Exercise instructions ▸ Look through the records below and give the number of lines holding the string "речь", nothing more.

Records from a collection ▸
━━━━
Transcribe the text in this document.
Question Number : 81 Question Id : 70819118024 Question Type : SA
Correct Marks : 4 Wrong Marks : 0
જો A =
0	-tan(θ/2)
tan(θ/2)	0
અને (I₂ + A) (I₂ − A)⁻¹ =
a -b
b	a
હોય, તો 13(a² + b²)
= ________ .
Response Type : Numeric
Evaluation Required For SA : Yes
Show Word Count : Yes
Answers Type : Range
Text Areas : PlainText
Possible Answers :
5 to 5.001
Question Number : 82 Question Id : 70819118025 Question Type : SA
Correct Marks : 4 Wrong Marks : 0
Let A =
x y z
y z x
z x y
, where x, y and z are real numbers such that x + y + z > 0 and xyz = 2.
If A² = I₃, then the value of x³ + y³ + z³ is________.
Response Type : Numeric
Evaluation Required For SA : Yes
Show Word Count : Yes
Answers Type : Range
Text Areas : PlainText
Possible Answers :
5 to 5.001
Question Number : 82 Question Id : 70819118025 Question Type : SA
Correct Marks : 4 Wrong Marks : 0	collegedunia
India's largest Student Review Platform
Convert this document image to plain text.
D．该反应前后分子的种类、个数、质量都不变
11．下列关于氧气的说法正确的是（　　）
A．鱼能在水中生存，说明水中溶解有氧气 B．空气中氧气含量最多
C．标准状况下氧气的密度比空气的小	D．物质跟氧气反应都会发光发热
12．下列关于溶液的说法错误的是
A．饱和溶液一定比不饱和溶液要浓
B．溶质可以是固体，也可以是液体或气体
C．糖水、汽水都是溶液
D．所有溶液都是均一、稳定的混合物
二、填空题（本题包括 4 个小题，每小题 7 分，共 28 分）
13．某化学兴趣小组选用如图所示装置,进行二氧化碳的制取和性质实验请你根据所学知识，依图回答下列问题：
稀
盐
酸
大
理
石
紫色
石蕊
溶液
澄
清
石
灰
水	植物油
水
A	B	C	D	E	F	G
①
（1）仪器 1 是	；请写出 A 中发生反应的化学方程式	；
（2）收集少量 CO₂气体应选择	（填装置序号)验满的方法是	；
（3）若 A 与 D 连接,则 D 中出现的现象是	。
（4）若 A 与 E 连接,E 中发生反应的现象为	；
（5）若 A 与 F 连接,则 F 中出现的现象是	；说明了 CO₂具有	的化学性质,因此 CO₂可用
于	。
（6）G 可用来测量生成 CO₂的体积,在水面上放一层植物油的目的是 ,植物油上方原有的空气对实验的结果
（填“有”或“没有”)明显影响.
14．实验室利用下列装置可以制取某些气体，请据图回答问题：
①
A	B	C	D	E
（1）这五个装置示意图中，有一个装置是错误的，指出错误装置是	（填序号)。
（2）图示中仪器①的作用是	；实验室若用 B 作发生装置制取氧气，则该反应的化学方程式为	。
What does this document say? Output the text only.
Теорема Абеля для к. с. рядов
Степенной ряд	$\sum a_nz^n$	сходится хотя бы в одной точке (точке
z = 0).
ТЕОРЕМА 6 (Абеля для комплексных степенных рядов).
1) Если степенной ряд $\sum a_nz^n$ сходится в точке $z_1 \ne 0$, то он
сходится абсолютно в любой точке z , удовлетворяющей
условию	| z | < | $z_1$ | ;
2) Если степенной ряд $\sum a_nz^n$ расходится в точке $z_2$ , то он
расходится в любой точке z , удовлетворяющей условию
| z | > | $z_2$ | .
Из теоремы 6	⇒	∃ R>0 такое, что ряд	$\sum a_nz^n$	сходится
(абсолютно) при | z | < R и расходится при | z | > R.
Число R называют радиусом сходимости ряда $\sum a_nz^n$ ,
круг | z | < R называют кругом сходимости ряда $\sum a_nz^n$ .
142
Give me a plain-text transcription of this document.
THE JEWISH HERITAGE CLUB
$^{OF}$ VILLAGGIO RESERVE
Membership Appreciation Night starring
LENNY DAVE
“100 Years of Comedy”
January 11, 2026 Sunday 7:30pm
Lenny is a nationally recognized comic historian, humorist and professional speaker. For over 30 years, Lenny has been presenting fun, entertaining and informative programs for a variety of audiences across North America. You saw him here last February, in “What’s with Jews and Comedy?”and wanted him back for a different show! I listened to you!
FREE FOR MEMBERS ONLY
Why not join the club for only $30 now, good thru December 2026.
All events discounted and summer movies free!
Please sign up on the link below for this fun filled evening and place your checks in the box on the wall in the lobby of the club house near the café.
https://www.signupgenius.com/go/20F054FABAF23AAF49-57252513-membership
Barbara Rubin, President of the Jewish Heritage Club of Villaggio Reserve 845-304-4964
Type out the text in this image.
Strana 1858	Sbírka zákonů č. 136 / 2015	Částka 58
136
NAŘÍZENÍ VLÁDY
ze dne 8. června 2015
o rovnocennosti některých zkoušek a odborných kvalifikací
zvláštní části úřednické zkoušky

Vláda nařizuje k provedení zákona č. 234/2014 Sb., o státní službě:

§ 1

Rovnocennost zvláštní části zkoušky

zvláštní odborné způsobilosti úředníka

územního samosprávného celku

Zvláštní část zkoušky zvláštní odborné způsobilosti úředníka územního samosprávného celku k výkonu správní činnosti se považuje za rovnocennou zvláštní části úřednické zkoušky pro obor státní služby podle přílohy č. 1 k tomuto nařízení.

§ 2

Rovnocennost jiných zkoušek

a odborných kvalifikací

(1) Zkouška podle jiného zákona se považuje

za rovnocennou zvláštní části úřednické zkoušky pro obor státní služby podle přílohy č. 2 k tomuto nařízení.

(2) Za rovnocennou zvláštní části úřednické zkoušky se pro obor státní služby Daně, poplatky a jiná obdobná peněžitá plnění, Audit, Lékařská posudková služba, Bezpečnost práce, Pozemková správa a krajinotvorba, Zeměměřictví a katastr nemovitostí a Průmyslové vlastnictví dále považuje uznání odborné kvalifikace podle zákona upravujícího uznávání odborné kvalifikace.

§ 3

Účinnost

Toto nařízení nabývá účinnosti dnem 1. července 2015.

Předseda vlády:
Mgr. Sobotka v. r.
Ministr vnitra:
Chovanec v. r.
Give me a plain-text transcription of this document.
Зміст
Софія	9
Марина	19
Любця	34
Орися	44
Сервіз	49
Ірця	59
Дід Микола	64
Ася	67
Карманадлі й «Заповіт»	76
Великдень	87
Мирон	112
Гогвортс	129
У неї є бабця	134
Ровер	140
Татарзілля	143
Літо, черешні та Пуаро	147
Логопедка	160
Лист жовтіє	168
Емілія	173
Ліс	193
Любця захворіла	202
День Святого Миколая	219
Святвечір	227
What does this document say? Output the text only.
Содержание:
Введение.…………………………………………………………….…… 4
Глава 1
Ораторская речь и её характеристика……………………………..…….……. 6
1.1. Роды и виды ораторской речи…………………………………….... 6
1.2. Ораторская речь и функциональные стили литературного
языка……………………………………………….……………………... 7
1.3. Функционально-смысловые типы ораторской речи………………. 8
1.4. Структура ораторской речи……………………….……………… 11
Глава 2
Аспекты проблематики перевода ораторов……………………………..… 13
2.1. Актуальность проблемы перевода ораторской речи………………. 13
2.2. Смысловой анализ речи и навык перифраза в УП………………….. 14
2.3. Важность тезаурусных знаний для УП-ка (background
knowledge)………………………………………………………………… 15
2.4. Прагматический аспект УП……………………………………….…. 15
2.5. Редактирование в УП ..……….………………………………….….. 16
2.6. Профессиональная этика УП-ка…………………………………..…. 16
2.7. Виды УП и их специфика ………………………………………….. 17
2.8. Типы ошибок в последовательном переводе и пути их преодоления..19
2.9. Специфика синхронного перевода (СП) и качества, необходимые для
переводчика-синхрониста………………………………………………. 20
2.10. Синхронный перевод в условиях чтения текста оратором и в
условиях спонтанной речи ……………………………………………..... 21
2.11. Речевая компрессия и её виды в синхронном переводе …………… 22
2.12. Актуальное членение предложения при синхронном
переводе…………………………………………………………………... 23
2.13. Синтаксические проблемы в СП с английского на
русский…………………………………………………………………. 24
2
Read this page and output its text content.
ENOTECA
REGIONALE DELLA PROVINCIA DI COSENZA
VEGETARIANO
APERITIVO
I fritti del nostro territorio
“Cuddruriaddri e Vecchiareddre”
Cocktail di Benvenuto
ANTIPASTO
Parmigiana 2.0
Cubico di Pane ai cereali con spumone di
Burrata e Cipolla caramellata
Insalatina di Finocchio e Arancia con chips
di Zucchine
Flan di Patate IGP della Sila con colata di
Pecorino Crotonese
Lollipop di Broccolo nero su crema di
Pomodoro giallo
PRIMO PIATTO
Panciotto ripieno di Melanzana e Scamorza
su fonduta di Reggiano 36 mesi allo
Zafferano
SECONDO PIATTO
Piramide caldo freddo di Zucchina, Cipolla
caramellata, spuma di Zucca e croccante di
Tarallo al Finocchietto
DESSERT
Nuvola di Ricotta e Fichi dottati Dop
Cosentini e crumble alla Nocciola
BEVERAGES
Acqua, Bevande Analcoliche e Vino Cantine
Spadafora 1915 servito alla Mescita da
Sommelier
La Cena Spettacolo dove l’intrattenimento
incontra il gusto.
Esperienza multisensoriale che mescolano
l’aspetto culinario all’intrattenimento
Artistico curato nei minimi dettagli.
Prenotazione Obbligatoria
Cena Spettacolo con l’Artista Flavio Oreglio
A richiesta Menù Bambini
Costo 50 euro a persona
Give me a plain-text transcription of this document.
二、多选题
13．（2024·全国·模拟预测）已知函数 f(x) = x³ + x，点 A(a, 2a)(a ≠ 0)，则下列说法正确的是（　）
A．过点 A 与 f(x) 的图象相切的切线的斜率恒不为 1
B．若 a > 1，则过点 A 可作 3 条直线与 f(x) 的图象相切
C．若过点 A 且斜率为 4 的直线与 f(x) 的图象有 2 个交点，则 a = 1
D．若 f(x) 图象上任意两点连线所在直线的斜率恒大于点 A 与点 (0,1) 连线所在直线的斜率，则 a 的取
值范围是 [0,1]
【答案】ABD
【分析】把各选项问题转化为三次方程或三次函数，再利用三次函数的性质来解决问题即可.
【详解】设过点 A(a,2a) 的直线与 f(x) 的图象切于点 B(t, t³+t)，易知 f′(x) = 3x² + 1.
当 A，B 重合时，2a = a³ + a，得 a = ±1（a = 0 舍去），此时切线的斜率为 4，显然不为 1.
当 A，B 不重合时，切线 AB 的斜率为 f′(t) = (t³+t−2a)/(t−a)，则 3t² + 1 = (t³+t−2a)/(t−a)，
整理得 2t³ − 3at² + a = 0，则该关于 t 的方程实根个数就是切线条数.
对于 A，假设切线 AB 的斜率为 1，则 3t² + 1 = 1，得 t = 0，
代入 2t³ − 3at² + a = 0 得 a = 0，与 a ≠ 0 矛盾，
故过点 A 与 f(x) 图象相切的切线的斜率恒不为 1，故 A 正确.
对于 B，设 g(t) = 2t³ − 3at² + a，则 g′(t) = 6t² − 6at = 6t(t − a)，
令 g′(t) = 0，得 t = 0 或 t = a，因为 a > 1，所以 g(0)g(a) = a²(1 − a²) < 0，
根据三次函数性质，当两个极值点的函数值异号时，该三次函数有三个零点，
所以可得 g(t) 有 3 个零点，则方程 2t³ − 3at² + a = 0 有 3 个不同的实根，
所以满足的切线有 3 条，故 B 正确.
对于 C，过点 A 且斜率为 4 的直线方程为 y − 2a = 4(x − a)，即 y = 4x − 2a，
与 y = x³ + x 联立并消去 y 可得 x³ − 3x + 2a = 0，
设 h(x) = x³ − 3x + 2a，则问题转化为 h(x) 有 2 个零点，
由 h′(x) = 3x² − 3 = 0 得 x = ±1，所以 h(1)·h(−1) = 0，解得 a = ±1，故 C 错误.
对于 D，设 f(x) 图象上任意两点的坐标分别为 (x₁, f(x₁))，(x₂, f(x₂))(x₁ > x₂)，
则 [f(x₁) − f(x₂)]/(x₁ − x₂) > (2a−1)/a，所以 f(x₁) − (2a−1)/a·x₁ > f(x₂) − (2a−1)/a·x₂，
━━━━
Exercise output ▸ 2